DIRECTION: Look through the data below and return each line where "Gerry" appears.

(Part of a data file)
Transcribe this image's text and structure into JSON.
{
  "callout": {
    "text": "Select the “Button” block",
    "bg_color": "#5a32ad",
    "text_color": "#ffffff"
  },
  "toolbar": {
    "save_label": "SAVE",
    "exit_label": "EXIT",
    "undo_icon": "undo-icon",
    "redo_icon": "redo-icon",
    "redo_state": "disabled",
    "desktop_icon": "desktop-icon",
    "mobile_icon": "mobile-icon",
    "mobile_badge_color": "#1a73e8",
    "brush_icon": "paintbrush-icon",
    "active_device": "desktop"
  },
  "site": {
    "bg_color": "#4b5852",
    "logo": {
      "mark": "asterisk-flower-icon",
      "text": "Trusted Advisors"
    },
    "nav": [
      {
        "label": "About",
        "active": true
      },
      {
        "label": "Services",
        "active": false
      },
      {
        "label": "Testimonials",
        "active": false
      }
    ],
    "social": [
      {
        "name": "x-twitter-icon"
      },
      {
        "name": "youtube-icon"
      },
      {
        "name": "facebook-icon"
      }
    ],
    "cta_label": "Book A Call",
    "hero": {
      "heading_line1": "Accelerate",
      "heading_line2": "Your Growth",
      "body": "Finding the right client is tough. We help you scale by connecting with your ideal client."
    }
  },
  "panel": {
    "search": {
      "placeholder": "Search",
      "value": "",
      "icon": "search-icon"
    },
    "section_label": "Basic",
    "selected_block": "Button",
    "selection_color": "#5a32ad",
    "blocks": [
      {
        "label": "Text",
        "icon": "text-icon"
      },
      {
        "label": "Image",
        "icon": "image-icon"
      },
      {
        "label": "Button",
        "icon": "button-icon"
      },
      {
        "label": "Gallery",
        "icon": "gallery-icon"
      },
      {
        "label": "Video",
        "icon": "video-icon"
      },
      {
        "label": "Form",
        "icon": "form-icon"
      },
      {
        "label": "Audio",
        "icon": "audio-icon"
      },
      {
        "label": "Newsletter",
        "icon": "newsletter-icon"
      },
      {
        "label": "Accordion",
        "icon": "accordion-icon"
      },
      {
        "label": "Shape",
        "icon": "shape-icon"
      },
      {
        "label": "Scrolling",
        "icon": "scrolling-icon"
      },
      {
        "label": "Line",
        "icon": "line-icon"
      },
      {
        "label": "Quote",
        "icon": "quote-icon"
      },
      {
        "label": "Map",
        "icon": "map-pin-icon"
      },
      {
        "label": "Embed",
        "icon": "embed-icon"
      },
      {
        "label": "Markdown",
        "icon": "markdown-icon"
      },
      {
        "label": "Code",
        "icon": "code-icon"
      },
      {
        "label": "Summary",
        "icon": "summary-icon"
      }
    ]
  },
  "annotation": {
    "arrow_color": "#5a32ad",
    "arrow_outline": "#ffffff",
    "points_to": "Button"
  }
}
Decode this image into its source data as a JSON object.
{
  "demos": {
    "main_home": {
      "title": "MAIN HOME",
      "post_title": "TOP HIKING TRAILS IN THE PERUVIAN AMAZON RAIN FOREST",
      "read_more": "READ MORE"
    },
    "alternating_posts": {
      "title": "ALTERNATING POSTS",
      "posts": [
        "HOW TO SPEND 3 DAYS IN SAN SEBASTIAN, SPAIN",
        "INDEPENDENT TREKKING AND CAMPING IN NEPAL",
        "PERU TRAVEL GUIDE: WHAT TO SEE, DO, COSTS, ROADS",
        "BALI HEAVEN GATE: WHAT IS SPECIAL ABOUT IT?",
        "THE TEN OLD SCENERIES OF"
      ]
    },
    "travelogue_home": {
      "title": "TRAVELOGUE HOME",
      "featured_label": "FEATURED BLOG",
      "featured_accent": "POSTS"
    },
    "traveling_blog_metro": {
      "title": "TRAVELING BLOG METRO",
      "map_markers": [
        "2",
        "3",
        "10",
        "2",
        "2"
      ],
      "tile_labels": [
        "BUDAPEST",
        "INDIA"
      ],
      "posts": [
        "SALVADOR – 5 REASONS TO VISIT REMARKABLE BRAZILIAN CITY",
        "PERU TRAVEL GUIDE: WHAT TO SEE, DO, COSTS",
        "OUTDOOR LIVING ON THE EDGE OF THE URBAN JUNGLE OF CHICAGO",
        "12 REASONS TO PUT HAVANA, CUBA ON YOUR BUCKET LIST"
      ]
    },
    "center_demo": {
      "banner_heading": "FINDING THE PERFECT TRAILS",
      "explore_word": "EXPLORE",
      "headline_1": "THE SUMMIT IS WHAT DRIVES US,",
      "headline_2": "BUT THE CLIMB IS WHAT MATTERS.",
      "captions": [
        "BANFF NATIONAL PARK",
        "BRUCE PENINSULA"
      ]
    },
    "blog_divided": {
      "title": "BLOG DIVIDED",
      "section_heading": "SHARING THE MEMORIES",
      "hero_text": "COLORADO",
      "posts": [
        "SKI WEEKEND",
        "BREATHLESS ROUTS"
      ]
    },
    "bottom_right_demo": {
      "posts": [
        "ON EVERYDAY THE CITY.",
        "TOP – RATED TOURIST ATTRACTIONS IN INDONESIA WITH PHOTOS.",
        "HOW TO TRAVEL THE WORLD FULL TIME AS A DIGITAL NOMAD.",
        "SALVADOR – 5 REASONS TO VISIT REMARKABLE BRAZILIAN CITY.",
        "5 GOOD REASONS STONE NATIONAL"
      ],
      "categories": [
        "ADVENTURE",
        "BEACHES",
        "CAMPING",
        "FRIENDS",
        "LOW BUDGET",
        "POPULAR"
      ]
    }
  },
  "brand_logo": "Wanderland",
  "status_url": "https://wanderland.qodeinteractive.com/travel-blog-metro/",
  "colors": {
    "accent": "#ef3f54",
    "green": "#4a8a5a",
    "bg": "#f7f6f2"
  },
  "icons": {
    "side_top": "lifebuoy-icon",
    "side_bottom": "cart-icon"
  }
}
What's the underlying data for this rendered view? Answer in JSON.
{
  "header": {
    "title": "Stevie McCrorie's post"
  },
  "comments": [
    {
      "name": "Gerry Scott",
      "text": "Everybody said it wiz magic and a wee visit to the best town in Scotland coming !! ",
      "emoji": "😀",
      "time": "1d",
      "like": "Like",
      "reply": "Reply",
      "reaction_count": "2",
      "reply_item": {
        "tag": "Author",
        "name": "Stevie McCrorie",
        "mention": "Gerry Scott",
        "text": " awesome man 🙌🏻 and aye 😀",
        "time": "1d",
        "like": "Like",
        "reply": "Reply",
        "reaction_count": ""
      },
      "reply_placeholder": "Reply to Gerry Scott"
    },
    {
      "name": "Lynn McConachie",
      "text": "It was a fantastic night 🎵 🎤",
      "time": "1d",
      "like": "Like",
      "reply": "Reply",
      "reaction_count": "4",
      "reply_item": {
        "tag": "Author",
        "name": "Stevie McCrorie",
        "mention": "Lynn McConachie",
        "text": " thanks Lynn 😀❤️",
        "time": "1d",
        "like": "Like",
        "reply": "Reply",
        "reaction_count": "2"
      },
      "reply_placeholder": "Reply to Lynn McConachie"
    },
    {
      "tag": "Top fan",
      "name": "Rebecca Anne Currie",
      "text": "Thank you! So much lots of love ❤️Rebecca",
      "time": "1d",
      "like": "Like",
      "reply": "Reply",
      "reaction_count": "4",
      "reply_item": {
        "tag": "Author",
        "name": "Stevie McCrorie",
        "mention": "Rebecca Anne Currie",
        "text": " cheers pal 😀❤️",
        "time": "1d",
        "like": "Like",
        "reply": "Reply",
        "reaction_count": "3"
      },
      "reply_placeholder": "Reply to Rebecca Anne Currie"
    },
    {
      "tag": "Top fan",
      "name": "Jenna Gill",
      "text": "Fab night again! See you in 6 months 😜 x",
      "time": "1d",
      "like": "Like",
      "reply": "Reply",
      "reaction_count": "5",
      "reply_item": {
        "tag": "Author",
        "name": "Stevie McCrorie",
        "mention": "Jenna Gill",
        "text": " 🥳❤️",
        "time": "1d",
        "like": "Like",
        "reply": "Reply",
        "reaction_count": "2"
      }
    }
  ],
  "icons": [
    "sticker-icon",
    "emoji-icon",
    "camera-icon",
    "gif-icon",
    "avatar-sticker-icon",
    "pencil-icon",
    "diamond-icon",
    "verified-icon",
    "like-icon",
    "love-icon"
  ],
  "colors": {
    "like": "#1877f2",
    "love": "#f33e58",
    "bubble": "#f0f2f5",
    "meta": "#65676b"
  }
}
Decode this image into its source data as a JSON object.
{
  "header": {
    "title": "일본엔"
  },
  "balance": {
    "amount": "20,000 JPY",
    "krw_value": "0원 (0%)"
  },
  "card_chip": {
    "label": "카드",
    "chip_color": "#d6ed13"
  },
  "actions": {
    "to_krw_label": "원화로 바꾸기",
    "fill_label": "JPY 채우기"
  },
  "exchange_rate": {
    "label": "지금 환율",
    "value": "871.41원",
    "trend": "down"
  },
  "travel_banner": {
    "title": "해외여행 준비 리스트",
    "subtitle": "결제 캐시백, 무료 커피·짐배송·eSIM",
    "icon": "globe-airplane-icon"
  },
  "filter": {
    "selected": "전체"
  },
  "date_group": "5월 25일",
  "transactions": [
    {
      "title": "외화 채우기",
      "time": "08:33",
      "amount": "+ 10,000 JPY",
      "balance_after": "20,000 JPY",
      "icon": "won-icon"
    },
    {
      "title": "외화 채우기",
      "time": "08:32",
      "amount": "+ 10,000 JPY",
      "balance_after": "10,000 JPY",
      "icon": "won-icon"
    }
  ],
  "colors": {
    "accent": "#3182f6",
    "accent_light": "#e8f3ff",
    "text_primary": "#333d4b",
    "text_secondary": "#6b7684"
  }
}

ANSWER TO THE PROBLEM:
      "name": "Gerry Scott",
        "mention": "Gerry Scott",
      "reply_placeholder": "Reply to Gerry Scott"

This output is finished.